▶ **STATED GOAL**
All records must be quoted exactly. Omit the pictures.

═══ PROVIDED MATERIAL ═══

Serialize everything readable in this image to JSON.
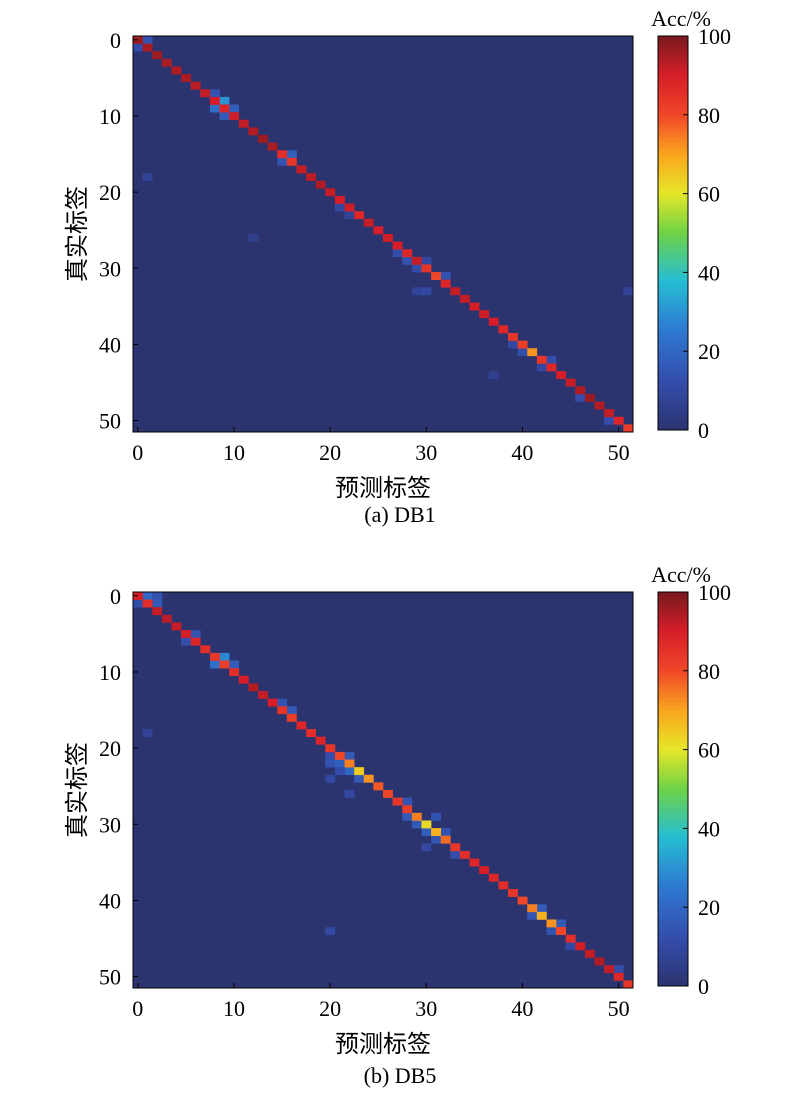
{
  "chart_data": [
    {
      "type": "heatmap",
      "caption": "(a) DB1",
      "xlabel": "预测标签",
      "ylabel": "真实标签",
      "n": 52,
      "x_ticks": [
        0,
        10,
        20,
        30,
        40,
        50
      ],
      "y_ticks": [
        0,
        10,
        20,
        30,
        40,
        50
      ],
      "colorbar": {
        "label": "Acc/%",
        "range": [
          0,
          100
        ],
        "ticks": [
          0,
          20,
          40,
          60,
          80,
          100
        ]
      },
      "diagonal_values": [
        96,
        95,
        96,
        95,
        94,
        95,
        93,
        92,
        90,
        88,
        91,
        92,
        94,
        96,
        95,
        86,
        84,
        92,
        93,
        94,
        92,
        90,
        91,
        88,
        92,
        90,
        91,
        90,
        88,
        92,
        84,
        80,
        88,
        92,
        92,
        90,
        91,
        90,
        88,
        84,
        82,
        72,
        84,
        88,
        90,
        92,
        94,
        96,
        94,
        92,
        88,
        82
      ],
      "off_diagonal": [
        {
          "row": 0,
          "col": 1,
          "value": 14
        },
        {
          "row": 1,
          "col": 0,
          "value": 12
        },
        {
          "row": 7,
          "col": 8,
          "value": 14
        },
        {
          "row": 8,
          "col": 9,
          "value": 30
        },
        {
          "row": 9,
          "col": 8,
          "value": 22
        },
        {
          "row": 9,
          "col": 10,
          "value": 18
        },
        {
          "row": 10,
          "col": 9,
          "value": 16
        },
        {
          "row": 15,
          "col": 16,
          "value": 18
        },
        {
          "row": 16,
          "col": 15,
          "value": 14
        },
        {
          "row": 18,
          "col": 1,
          "value": 8
        },
        {
          "row": 22,
          "col": 21,
          "value": 10
        },
        {
          "row": 23,
          "col": 22,
          "value": 8
        },
        {
          "row": 26,
          "col": 12,
          "value": 6
        },
        {
          "row": 28,
          "col": 27,
          "value": 12
        },
        {
          "row": 29,
          "col": 28,
          "value": 14
        },
        {
          "row": 29,
          "col": 30,
          "value": 10
        },
        {
          "row": 30,
          "col": 29,
          "value": 12
        },
        {
          "row": 31,
          "col": 32,
          "value": 14
        },
        {
          "row": 33,
          "col": 30,
          "value": 10
        },
        {
          "row": 33,
          "col": 29,
          "value": 8
        },
        {
          "row": 40,
          "col": 39,
          "value": 10
        },
        {
          "row": 41,
          "col": 40,
          "value": 12
        },
        {
          "row": 42,
          "col": 43,
          "value": 12
        },
        {
          "row": 43,
          "col": 42,
          "value": 10
        },
        {
          "row": 47,
          "col": 46,
          "value": 12
        },
        {
          "row": 50,
          "col": 49,
          "value": 12
        },
        {
          "row": 33,
          "col": 51,
          "value": 8
        },
        {
          "row": 44,
          "col": 37,
          "value": 6
        }
      ]
    },
    {
      "type": "heatmap",
      "caption": "(b) DB5",
      "xlabel": "预测标签",
      "ylabel": "真实标签",
      "n": 52,
      "x_ticks": [
        0,
        10,
        20,
        30,
        40,
        50
      ],
      "y_ticks": [
        0,
        10,
        20,
        30,
        40,
        50
      ],
      "colorbar": {
        "label": "Acc/%",
        "range": [
          0,
          100
        ],
        "ticks": [
          0,
          20,
          40,
          60,
          80,
          100
        ]
      },
      "diagonal_values": [
        90,
        86,
        92,
        93,
        92,
        90,
        88,
        86,
        84,
        82,
        86,
        90,
        94,
        92,
        90,
        84,
        82,
        88,
        86,
        88,
        84,
        80,
        74,
        64,
        72,
        78,
        80,
        84,
        82,
        74,
        62,
        68,
        76,
        84,
        86,
        88,
        90,
        88,
        86,
        84,
        80,
        74,
        68,
        72,
        80,
        86,
        90,
        92,
        94,
        92,
        88,
        84
      ],
      "off_diagonal": [
        {
          "row": 0,
          "col": 1,
          "value": 20
        },
        {
          "row": 0,
          "col": 2,
          "value": 14
        },
        {
          "row": 1,
          "col": 2,
          "value": 16
        },
        {
          "row": 1,
          "col": 0,
          "value": 12
        },
        {
          "row": 5,
          "col": 6,
          "value": 14
        },
        {
          "row": 6,
          "col": 5,
          "value": 12
        },
        {
          "row": 8,
          "col": 9,
          "value": 28
        },
        {
          "row": 9,
          "col": 8,
          "value": 22
        },
        {
          "row": 9,
          "col": 10,
          "value": 16
        },
        {
          "row": 14,
          "col": 15,
          "value": 14
        },
        {
          "row": 15,
          "col": 16,
          "value": 16
        },
        {
          "row": 18,
          "col": 1,
          "value": 8
        },
        {
          "row": 21,
          "col": 22,
          "value": 16
        },
        {
          "row": 21,
          "col": 20,
          "value": 12
        },
        {
          "row": 22,
          "col": 20,
          "value": 14
        },
        {
          "row": 22,
          "col": 21,
          "value": 18
        },
        {
          "row": 23,
          "col": 22,
          "value": 20
        },
        {
          "row": 23,
          "col": 21,
          "value": 12
        },
        {
          "row": 24,
          "col": 20,
          "value": 10
        },
        {
          "row": 24,
          "col": 23,
          "value": 16
        },
        {
          "row": 26,
          "col": 22,
          "value": 10
        },
        {
          "row": 27,
          "col": 28,
          "value": 14
        },
        {
          "row": 29,
          "col": 28,
          "value": 16
        },
        {
          "row": 29,
          "col": 31,
          "value": 14
        },
        {
          "row": 30,
          "col": 29,
          "value": 16
        },
        {
          "row": 31,
          "col": 30,
          "value": 18
        },
        {
          "row": 31,
          "col": 32,
          "value": 14
        },
        {
          "row": 32,
          "col": 31,
          "value": 14
        },
        {
          "row": 33,
          "col": 30,
          "value": 10
        },
        {
          "row": 34,
          "col": 33,
          "value": 12
        },
        {
          "row": 41,
          "col": 42,
          "value": 16
        },
        {
          "row": 42,
          "col": 41,
          "value": 14
        },
        {
          "row": 43,
          "col": 44,
          "value": 16
        },
        {
          "row": 44,
          "col": 43,
          "value": 14
        },
        {
          "row": 44,
          "col": 20,
          "value": 10
        },
        {
          "row": 46,
          "col": 45,
          "value": 10
        },
        {
          "row": 49,
          "col": 50,
          "value": 12
        }
      ]
    }
  ]
}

═══

▶ **CORRECT RESULT**
Serialize everything readable in this image to JSON.
{
  "chart_data": [
    {
      "type": "heatmap",
      "caption": "(a) DB1",
      "xlabel": "预测标签",
      "ylabel": "真实标签",
      "n": 52,
      "x_ticks": [
        0,
        10,
        20,
        30,
        40,
        50
      ],
      "y_ticks": [
        0,
        10,
        20,
        30,
        40,
        50
      ],
      "colorbar": {
        "label": "Acc/%",
        "range": [
          0,
          100
        ],
        "ticks": [
          0,
          20,
          40,
          60,
          80,
          100
        ]
      },
      "diagonal_values": [
        96,
        95,
        96,
        95,
        94,
        95,
        93,
        92,
        90,
        88,
        91,
        92,
        94,
        96,
        95,
        86,
        84,
        92,
        93,
        94,
        92,
        90,
        91,
        88,
        92,
        90,
        91,
        90,
        88,
        92,
        84,
        80,
        88,
        92,
        92,
        90,
        91,
        90,
        88,
        84,
        82,
        72,
        84,
        88,
        90,
        92,
        94,
        96,
        94,
        92,
        88,
        82
      ],
      "off_diagonal": [
        {
          "row": 0,
          "col": 1,
          "value": 14
        },
        {
          "row": 1,
          "col": 0,
          "value": 12
        },
        {
          "row": 7,
          "col": 8,
          "value": 14
        },
        {
          "row": 8,
          "col": 9,
          "value": 30
        },
        {
          "row": 9,
          "col": 8,
          "value": 22
        },
        {
          "row": 9,
          "col": 10,
          "value": 18
        },
        {
          "row": 10,
          "col": 9,
          "value": 16
        },
        {
          "row": 15,
          "col": 16,
          "value": 18
        },
        {
          "row": 16,
          "col": 15,
          "value": 14
        },
        {
          "row": 18,
          "col": 1,
          "value": 8
        },
        {
          "row": 22,
          "col": 21,
          "value": 10
        },
        {
          "row": 23,
          "col": 22,
          "value": 8
        },
        {
          "row": 26,
          "col": 12,
          "value": 6
        },
        {
          "row": 28,
          "col": 27,
          "value": 12
        },
        {
          "row": 29,
          "col": 28,
          "value": 14
        },
        {
          "row": 29,
          "col": 30,
          "value": 10
        },
        {
          "row": 30,
          "col": 29,
          "value": 12
        },
        {
          "row": 31,
          "col": 32,
          "value": 14
        },
        {
          "row": 33,
          "col": 30,
          "value": 10
        },
        {
          "row": 33,
          "col": 29,
          "value": 8
        },
        {
          "row": 40,
          "col": 39,
          "value": 10
        },
        {
          "row": 41,
          "col": 40,
          "value": 12
        },
        {
          "row": 42,
          "col": 43,
          "value": 12
        },
        {
          "row": 43,
          "col": 42,
          "value": 10
        },
        {
          "row": 47,
          "col": 46,
          "value": 12
        },
        {
          "row": 50,
          "col": 49,
          "value": 12
        },
        {
          "row": 33,
          "col": 51,
          "value": 8
        },
        {
          "row": 44,
          "col": 37,
          "value": 6
        }
      ]
    },
    {
      "type": "heatmap",
      "caption": "(b) DB5",
      "xlabel": "预测标签",
      "ylabel": "真实标签",
      "n": 52,
      "x_ticks": [
        0,
        10,
        20,
        30,
        40,
        50
      ],
      "y_ticks": [
        0,
        10,
        20,
        30,
        40,
        50
      ],
      "colorbar": {
        "label": "Acc/%",
        "range": [
          0,
          100
        ],
        "ticks": [
          0,
          20,
          40,
          60,
          80,
          100
        ]
      },
      "diagonal_values": [
        90,
        86,
        92,
        93,
        92,
        90,
        88,
        86,
        84,
        82,
        86,
        90,
        94,
        92,
        90,
        84,
        82,
        88,
        86,
        88,
        84,
        80,
        74,
        64,
        72,
        78,
        80,
        84,
        82,
        74,
        62,
        68,
        76,
        84,
        86,
        88,
        90,
        88,
        86,
        84,
        80,
        74,
        68,
        72,
        80,
        86,
        90,
        92,
        94,
        92,
        88,
        84
      ],
      "off_diagonal": [
        {
          "row": 0,
          "col": 1,
          "value": 20
        },
        {
          "row": 0,
          "col": 2,
          "value": 14
        },
        {
          "row": 1,
          "col": 2,
          "value": 16
        },
        {
          "row": 1,
          "col": 0,
          "value": 12
        },
        {
          "row": 5,
          "col": 6,
          "value": 14
        },
        {
          "row": 6,
          "col": 5,
          "value": 12
        },
        {
          "row": 8,
          "col": 9,
          "value": 28
        },
        {
          "row": 9,
          "col": 8,
          "value": 22
        },
        {
          "row": 9,
          "col": 10,
          "value": 16
        },
        {
          "row": 14,
          "col": 15,
          "value": 14
        },
        {
          "row": 15,
          "col": 16,
          "value": 16
        },
        {
          "row": 18,
          "col": 1,
          "value": 8
        },
        {
          "row": 21,
          "col": 22,
          "value": 16
        },
        {
          "row": 21,
          "col": 20,
          "value": 12
        },
        {
          "row": 22,
          "col": 20,
          "value": 14
        },
        {
          "row": 22,
          "col": 21,
          "value": 18
        },
        {
          "row": 23,
          "col": 22,
          "value": 20
        },
        {
          "row": 23,
          "col": 21,
          "value": 12
        },
        {
          "row": 24,
          "col": 20,
          "value": 10
        },
        {
          "row": 24,
          "col": 23,
          "value": 16
        },
        {
          "row": 26,
          "col": 22,
          "value": 10
        },
        {
          "row": 27,
          "col": 28,
          "value": 14
        },
        {
          "row": 29,
          "col": 28,
          "value": 16
        },
        {
          "row": 29,
          "col": 31,
          "value": 14
        },
        {
          "row": 30,
          "col": 29,
          "value": 16
        },
        {
          "row": 31,
          "col": 30,
          "value": 18
        },
        {
          "row": 31,
          "col": 32,
          "value": 14
        },
        {
          "row": 32,
          "col": 31,
          "value": 14
        },
        {
          "row": 33,
          "col": 30,
          "value": 10
        },
        {
          "row": 34,
          "col": 33,
          "value": 12
        },
        {
          "row": 41,
          "col": 42,
          "value": 16
        },
        {
          "row": 42,
          "col": 41,
          "value": 14
        },
        {
          "row": 43,
          "col": 44,
          "value": 16
        },
        {
          "row": 44,
          "col": 43,
          "value": 14
        },
        {
          "row": 44,
          "col": 20,
          "value": 10
        },
        {
          "row": 46,
          "col": 45,
          "value": 10
        },
        {
          "row": 49,
          "col": 50,
          "value": 12
        }
      ]
    }
  ]
}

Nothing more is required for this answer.